Exercise directions → Transcribe each record below word for word.

Input records →

____

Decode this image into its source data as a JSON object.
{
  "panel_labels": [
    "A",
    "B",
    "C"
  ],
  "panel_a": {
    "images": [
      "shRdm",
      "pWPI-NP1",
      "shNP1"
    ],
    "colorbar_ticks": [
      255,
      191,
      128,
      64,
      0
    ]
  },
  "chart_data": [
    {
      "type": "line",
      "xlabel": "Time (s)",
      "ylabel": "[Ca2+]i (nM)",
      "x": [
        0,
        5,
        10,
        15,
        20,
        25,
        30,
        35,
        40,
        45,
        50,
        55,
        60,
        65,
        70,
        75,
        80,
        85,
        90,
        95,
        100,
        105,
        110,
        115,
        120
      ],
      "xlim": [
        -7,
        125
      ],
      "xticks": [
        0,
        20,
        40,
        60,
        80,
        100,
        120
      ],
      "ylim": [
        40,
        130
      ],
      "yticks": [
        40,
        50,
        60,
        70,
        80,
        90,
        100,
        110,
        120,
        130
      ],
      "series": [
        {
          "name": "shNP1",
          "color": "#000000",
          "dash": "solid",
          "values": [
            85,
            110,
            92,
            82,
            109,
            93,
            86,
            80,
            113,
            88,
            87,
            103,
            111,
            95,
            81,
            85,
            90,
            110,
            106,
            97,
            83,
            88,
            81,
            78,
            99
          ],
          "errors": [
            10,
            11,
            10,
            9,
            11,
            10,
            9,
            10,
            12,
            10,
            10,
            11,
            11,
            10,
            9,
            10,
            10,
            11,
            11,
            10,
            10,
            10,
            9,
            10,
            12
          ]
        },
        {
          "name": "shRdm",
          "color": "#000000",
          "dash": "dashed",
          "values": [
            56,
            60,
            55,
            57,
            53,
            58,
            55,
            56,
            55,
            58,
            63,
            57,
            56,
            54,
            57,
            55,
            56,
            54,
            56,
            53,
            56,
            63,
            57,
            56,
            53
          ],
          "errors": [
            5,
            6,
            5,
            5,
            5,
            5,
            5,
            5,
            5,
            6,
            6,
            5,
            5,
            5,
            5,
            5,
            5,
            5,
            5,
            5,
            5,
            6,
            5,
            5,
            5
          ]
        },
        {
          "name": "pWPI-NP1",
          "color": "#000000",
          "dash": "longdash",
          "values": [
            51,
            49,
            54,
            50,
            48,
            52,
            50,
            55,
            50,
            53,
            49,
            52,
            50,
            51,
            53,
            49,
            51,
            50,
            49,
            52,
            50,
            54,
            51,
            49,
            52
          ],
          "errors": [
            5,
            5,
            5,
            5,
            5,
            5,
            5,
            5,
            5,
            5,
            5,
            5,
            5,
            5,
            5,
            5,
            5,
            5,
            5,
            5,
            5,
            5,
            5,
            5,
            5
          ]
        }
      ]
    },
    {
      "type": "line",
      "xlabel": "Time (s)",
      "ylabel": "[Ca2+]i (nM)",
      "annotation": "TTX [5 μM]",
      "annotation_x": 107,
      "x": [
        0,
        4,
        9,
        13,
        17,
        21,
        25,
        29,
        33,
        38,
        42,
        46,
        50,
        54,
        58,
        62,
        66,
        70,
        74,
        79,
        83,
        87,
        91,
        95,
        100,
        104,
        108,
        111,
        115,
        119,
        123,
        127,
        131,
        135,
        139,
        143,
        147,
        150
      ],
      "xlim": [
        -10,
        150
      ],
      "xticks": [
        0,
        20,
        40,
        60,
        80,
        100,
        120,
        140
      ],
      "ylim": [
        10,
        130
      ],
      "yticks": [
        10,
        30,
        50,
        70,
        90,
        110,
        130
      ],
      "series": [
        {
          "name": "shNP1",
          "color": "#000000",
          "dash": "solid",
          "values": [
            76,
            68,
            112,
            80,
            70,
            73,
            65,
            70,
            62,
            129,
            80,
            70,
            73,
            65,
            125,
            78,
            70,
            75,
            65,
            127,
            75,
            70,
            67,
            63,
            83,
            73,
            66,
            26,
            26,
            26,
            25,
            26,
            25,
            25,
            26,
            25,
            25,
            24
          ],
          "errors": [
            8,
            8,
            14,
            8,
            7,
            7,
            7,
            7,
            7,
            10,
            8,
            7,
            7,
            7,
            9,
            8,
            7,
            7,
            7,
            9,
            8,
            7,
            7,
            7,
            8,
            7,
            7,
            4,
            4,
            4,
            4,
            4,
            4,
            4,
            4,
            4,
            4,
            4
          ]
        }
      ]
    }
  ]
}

____

Response to this exercise →
Decode this image into its source data as a JSON object.
{
  "panel_labels": [
    "A",
    "B",
    "C"
  ],
  "panel_a": {
    "images": [
      "shRdm",
      "pWPI-NP1",
      "shNP1"
    ],
    "colorbar_ticks": [
      255,
      191,
      128,
      64,
      0
    ]
  },
  "chart_data": [
    {
      "type": "line",
      "xlabel": "Time (s)",
      "ylabel": "[Ca2+]i (nM)",
      "x": [
        0,
        5,
        10,
        15,
        20,
        25,
        30,
        35,
        40,
        45,
        50,
        55,
        60,
        65,
        70,
        75,
        80,
        85,
        90,
        95,
        100,
        105,
        110,
        115,
        120
      ],
      "xlim": [
        -7,
        125
      ],
      "xticks": [
        0,
        20,
        40,
        60,
        80,
        100,
        120
      ],
      "ylim": [
        40,
        130
      ],
      "yticks": [
        40,
        50,
        60,
        70,
        80,
        90,
        100,
        110,
        120,
        130
      ],
      "series": [
        {
          "name": "shNP1",
          "color": "#000000",
          "dash": "solid",
          "values": [
            85,
            110,
            92,
            82,
            109,
            93,
            86,
            80,
            113,
            88,
            87,
            103,
            111,
            95,
            81,
            85,
            90,
            110,
            106,
            97,
            83,
            88,
            81,
            78,
            99
          ],
          "errors": [
            10,
            11,
            10,
            9,
            11,
            10,
            9,
            10,
            12,
            10,
            10,
            11,
            11,
            10,
            9,
            10,
            10,
            11,
            11,
            10,
            10,
            10,
            9,
            10,
            12
          ]
        },
        {
          "name": "shRdm",
          "color": "#000000",
          "dash": "dashed",
          "values": [
            56,
            60,
            55,
            57,
            53,
            58,
            55,
            56,
            55,
            58,
            63,
            57,
            56,
            54,
            57,
            55,
            56,
            54,
            56,
            53,
            56,
            63,
            57,
            56,
            53
          ],
          "errors": [
            5,
            6,
            5,
            5,
            5,
            5,
            5,
            5,
            5,
            6,
            6,
            5,
            5,
            5,
            5,
            5,
            5,
            5,
            5,
            5,
            5,
            6,
            5,
            5,
            5
          ]
        },
        {
          "name": "pWPI-NP1",
          "color": "#000000",
          "dash": "longdash",
          "values": [
            51,
            49,
            54,
            50,
            48,
            52,
            50,
            55,
            50,
            53,
            49,
            52,
            50,
            51,
            53,
            49,
            51,
            50,
            49,
            52,
            50,
            54,
            51,
            49,
            52
          ],
          "errors": [
            5,
            5,
            5,
            5,
            5,
            5,
            5,
            5,
            5,
            5,
            5,
            5,
            5,
            5,
            5,
            5,
            5,
            5,
            5,
            5,
            5,
            5,
            5,
            5,
            5
          ]
        }
      ]
    },
    {
      "type": "line",
      "xlabel": "Time (s)",
      "ylabel": "[Ca2+]i (nM)",
      "annotation": "TTX [5 μM]",
      "annotation_x": 107,
      "x": [
        0,
        4,
        9,
        13,
        17,
        21,
        25,
        29,
        33,
        38,
        42,
        46,
        50,
        54,
        58,
        62,
        66,
        70,
        74,
        79,
        83,
        87,
        91,
        95,
        100,
        104,
        108,
        111,
        115,
        119,
        123,
        127,
        131,
        135,
        139,
        143,
        147,
        150
      ],
      "xlim": [
        -10,
        150
      ],
      "xticks": [
        0,
        20,
        40,
        60,
        80,
        100,
        120,
        140
      ],
      "ylim": [
        10,
        130
      ],
      "yticks": [
        10,
        30,
        50,
        70,
        90,
        110,
        130
      ],
      "series": [
        {
          "name": "shNP1",
          "color": "#000000",
          "dash": "solid",
          "values": [
            76,
            68,
            112,
            80,
            70,
            73,
            65,
            70,
            62,
            129,
            80,
            70,
            73,
            65,
            125,
            78,
            70,
            75,
            65,
            127,
            75,
            70,
            67,
            63,
            83,
            73,
            66,
            26,
            26,
            26,
            25,
            26,
            25,
            25,
            26,
            25,
            25,
            24
          ],
          "errors": [
            8,
            8,
            14,
            8,
            7,
            7,
            7,
            7,
            7,
            10,
            8,
            7,
            7,
            7,
            9,
            8,
            7,
            7,
            7,
            9,
            8,
            7,
            7,
            7,
            8,
            7,
            7,
            4,
            4,
            4,
            4,
            4,
            4,
            4,
            4,
            4,
            4,
            4
          ]
        }
      ]
    }
  ]
}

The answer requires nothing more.